Goal of the exercise | Read the material below and count the lines holding the string "icon". Give that count with nothing added.

start Source data

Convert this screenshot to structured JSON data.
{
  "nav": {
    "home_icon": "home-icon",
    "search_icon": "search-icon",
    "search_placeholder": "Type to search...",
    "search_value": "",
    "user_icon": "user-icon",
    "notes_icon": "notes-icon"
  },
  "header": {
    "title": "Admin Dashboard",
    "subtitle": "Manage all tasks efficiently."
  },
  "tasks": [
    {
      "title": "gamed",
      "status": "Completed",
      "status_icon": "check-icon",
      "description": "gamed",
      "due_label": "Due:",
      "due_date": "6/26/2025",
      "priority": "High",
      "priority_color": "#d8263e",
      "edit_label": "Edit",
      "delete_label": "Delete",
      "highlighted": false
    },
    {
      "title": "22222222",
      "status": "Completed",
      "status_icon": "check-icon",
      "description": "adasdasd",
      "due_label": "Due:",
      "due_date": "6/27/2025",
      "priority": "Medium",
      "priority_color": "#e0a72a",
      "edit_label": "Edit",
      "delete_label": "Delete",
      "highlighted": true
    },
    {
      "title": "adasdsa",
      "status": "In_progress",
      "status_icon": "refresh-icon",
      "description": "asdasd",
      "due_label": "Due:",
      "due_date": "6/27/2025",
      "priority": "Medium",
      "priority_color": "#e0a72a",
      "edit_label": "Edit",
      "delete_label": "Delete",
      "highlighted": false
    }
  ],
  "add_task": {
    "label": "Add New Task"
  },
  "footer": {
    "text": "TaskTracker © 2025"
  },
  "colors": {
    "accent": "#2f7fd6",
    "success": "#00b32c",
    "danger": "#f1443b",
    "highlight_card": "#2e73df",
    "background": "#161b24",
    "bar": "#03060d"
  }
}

end Source data

Exercise response | 7